### Instruction 1
Repeat word for word the lines of the listing between its first line and the line containing "toolbar-separator: [1767, 68, 1768, 92]", inclusive.
===== Extract provided =====
Opinion

Israel’s American ‘frenemy’

If Netanyahu won’t alert Americans to their government’s abandonment of Israel, U.S. politicians must step up to the plate.

Israeli Prime Minister Benjamin Netanyahu meets with U.S. Vice President Joe Biden at the Prime Minister's Office in Jerusalem on March 9, 2016. Credit: Amos Ben Gershom/GPO.
Israeli Prime Minister Benjamin Netanyahu meets with U.S. Vice President Joe Biden at the Prime Minister's Office in Jerusalem on March 9, 2016. Credit: Amos Ben Gershom/GPO.
Melanie Phillips
Melanie Phillips
Melanie Phillips, a British journalist, broadcaster and author, writes a weekly column for JNS. Currently a columnist for The Times of London, her personal and political memoir, Guardian Angel, has been published by Bombardier, which also published her first novel, The Legacy, in 2018. To access her work, go to: melaniephillips.substack.com.
===== Provided records =====
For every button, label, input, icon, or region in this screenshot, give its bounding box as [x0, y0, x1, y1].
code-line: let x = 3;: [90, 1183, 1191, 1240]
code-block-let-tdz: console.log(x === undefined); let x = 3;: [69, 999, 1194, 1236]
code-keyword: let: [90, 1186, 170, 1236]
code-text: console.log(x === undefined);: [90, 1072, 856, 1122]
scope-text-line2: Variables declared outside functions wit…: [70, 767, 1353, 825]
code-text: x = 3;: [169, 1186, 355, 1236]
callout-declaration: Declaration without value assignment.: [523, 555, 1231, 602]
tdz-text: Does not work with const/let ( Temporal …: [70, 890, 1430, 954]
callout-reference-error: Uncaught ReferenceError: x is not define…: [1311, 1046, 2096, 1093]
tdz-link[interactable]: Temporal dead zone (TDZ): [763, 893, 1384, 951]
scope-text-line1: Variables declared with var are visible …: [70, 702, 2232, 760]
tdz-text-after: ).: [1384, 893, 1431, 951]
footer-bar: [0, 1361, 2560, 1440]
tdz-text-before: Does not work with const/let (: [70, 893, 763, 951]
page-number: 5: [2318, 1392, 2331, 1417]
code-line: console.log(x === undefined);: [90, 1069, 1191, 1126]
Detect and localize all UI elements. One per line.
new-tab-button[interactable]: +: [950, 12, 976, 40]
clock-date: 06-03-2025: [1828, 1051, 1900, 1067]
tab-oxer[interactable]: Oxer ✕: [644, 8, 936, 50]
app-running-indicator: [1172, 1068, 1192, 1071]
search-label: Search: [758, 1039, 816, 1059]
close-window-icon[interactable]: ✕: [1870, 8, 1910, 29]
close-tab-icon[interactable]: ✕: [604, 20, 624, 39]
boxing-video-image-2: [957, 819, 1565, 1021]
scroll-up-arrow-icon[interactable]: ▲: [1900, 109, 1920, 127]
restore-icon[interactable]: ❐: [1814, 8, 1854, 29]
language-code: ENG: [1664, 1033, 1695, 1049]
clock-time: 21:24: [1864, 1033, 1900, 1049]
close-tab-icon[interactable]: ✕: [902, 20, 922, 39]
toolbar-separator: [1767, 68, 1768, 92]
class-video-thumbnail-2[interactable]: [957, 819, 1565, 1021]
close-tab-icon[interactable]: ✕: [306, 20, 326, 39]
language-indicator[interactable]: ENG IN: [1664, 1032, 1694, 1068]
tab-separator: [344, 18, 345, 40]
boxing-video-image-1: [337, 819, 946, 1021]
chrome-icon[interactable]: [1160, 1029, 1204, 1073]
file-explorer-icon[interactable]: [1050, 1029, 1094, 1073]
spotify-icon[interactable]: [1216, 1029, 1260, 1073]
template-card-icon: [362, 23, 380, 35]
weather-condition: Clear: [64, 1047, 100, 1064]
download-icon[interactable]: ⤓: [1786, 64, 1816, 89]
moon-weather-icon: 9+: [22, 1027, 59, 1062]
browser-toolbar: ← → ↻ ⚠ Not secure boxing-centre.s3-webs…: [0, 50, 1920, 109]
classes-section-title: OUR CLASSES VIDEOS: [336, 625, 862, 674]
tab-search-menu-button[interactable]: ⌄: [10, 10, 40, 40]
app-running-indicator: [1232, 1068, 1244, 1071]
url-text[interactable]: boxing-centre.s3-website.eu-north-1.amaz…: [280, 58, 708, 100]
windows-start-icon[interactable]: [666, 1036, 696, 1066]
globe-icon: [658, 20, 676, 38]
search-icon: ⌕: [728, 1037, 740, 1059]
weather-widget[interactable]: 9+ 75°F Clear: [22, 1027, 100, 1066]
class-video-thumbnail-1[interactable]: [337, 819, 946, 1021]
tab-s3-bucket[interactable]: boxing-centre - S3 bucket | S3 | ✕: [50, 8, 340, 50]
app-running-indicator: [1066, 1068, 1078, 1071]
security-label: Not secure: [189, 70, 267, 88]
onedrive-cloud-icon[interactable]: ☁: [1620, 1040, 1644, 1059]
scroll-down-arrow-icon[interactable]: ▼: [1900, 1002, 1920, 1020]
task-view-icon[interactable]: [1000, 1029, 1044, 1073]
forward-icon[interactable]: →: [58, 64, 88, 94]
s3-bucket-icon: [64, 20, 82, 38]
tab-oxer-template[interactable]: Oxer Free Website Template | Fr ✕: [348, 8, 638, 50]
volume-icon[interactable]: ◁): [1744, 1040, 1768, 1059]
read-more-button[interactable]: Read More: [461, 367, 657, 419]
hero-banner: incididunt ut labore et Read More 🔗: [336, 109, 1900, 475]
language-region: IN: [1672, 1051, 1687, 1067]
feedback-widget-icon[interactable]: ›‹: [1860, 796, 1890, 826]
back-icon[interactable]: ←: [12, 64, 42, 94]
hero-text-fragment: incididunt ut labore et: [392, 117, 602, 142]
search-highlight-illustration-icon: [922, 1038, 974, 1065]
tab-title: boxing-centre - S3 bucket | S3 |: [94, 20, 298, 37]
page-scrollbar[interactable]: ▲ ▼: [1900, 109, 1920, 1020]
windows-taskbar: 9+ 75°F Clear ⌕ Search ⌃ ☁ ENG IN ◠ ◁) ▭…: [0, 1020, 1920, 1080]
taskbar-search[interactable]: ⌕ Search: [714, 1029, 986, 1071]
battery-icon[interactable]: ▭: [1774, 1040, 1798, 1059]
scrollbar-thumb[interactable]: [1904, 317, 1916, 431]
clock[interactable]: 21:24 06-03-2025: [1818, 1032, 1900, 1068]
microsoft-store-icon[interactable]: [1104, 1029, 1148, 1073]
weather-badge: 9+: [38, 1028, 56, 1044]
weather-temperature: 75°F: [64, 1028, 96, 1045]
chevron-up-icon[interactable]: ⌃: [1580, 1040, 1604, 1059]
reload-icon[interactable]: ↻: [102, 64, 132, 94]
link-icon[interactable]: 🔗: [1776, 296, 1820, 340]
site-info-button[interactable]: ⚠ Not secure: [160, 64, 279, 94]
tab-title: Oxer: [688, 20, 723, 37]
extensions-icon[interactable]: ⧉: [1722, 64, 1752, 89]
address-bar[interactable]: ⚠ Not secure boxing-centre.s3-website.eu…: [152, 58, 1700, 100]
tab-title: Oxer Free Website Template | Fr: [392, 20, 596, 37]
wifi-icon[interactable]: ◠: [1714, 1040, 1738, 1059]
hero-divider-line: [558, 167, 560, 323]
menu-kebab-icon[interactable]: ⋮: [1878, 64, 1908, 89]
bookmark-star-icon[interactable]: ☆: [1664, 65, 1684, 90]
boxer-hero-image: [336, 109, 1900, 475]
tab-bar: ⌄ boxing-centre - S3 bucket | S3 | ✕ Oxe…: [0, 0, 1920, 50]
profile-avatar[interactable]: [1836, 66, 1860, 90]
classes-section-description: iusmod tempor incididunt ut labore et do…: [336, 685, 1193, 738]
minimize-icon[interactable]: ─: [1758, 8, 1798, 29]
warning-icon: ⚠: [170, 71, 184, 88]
=====
### Instruction 2
Quote the opinion piece between "Israel’s American ‘frenemy’" and "to the plate.", inclusive.

### Result 1
For every button, label, input, icon, or region in this screenshot, give its bounding box as [x0, y0, x1, y1].
code-line: let x = 3;: [90, 1183, 1191, 1240]
code-block-let-tdz: console.log(x === undefined); let x = 3;: [69, 999, 1194, 1236]
code-keyword: let: [90, 1186, 170, 1236]
code-text: console.log(x === undefined);: [90, 1072, 856, 1122]
scope-text-line2: Variables declared outside functions wit…: [70, 767, 1353, 825]
code-text: x = 3;: [169, 1186, 355, 1236]
callout-declaration: Declaration without value assignment.: [523, 555, 1231, 602]
tdz-text: Does not work with const/let ( Temporal …: [70, 890, 1430, 954]
callout-reference-error: Uncaught ReferenceError: x is not define…: [1311, 1046, 2096, 1093]
tdz-link[interactable]: Temporal dead zone (TDZ): [763, 893, 1384, 951]
scope-text-line1: Variables declared with var are visible …: [70, 702, 2232, 760]
tdz-text-after: ).: [1384, 893, 1431, 951]
footer-bar: [0, 1361, 2560, 1440]
tdz-text-before: Does not work with const/let (: [70, 893, 763, 951]
page-number: 5: [2318, 1392, 2331, 1417]
code-line: console.log(x === undefined);: [90, 1069, 1191, 1126]
Detect and localize all UI elements. One per line.
new-tab-button[interactable]: +: [950, 12, 976, 40]
clock-date: 06-03-2025: [1828, 1051, 1900, 1067]
tab-oxer[interactable]: Oxer ✕: [644, 8, 936, 50]
app-running-indicator: [1172, 1068, 1192, 1071]
search-label: Search: [758, 1039, 816, 1059]
close-window-icon[interactable]: ✕: [1870, 8, 1910, 29]
close-tab-icon[interactable]: ✕: [604, 20, 624, 39]
boxing-video-image-2: [957, 819, 1565, 1021]
scroll-up-arrow-icon[interactable]: ▲: [1900, 109, 1920, 127]
restore-icon[interactable]: ❐: [1814, 8, 1854, 29]
language-code: ENG: [1664, 1033, 1695, 1049]
clock-time: 21:24: [1864, 1033, 1900, 1049]
close-tab-icon[interactable]: ✕: [902, 20, 922, 39]
toolbar-separator: [1767, 68, 1768, 92]

### Result 2
Israel’s American ‘frenemy’

If Netanyahu won’t alert Americans to their government’s abandonment of Israel, U.S. politicians must step up to the plate.